**Objective**
Your task is to give the number of lines in the listing that include "content", and nothing else.

**Data for this task**
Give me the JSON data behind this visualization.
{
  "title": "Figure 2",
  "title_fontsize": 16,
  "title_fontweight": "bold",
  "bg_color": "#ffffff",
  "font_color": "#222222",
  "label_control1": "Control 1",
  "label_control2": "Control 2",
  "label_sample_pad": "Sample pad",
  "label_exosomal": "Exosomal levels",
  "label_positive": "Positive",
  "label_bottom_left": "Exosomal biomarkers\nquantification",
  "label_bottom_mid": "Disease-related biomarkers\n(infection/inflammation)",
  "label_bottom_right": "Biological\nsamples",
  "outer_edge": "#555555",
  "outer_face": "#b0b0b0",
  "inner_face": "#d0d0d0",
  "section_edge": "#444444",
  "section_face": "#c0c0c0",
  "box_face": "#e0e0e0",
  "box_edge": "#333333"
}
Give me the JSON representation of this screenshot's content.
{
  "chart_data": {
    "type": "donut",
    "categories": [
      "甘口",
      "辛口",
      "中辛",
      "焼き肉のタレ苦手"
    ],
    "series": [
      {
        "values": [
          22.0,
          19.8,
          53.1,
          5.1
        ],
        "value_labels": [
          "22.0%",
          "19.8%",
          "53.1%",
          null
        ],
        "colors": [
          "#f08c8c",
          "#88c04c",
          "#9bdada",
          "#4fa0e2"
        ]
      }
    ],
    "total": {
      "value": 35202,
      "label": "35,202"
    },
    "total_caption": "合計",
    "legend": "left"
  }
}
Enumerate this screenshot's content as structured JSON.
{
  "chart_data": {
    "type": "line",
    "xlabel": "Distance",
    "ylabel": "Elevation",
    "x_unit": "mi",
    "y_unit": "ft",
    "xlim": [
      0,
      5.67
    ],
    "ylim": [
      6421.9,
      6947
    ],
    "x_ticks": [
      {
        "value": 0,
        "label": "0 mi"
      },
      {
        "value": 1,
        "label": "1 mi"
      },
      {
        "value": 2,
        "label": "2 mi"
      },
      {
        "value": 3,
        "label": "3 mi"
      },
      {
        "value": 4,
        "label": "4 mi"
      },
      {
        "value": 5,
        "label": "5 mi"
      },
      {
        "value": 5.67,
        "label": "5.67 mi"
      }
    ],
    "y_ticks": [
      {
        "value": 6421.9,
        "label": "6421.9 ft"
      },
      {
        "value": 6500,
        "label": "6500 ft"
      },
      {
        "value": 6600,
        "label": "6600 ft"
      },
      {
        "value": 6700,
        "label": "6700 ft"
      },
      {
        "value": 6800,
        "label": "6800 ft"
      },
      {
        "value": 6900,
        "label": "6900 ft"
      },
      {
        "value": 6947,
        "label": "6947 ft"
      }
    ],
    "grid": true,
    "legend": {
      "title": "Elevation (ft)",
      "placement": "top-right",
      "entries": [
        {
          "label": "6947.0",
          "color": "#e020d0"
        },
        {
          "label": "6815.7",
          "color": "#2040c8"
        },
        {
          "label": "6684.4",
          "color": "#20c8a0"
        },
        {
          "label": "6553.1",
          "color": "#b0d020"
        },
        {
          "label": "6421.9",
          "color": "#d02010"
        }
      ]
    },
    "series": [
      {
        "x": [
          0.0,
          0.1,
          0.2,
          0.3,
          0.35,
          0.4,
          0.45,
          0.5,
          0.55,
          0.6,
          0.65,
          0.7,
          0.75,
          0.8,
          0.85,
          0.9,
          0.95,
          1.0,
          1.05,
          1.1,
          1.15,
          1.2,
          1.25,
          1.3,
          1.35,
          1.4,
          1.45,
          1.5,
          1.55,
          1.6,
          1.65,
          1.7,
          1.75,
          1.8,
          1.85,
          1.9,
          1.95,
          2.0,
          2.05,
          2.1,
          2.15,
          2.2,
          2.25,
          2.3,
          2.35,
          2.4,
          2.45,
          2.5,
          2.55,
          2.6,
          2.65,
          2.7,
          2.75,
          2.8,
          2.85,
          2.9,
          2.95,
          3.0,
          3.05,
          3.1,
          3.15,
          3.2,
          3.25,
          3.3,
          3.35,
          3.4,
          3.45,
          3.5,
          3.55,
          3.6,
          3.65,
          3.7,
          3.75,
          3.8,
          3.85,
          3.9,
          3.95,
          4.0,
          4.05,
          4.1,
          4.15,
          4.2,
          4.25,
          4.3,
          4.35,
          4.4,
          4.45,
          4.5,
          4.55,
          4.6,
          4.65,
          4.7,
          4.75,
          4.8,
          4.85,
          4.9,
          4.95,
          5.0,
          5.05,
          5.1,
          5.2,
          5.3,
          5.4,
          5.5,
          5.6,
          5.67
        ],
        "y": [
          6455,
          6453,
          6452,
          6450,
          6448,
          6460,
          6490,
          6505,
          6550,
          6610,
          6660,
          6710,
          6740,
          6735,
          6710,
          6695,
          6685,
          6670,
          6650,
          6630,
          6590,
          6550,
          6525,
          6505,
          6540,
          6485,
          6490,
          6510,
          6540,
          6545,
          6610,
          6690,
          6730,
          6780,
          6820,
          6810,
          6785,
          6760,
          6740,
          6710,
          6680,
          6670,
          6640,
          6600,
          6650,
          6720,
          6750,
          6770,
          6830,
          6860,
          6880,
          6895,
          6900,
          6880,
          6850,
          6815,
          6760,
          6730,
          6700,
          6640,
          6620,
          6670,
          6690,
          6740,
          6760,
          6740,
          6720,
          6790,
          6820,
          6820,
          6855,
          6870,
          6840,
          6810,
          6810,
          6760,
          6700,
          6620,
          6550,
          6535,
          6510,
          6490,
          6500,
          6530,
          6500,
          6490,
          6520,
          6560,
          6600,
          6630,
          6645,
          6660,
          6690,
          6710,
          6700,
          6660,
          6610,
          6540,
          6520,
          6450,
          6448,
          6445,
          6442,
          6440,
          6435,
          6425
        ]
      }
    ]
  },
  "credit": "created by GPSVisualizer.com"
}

**Task answer**
2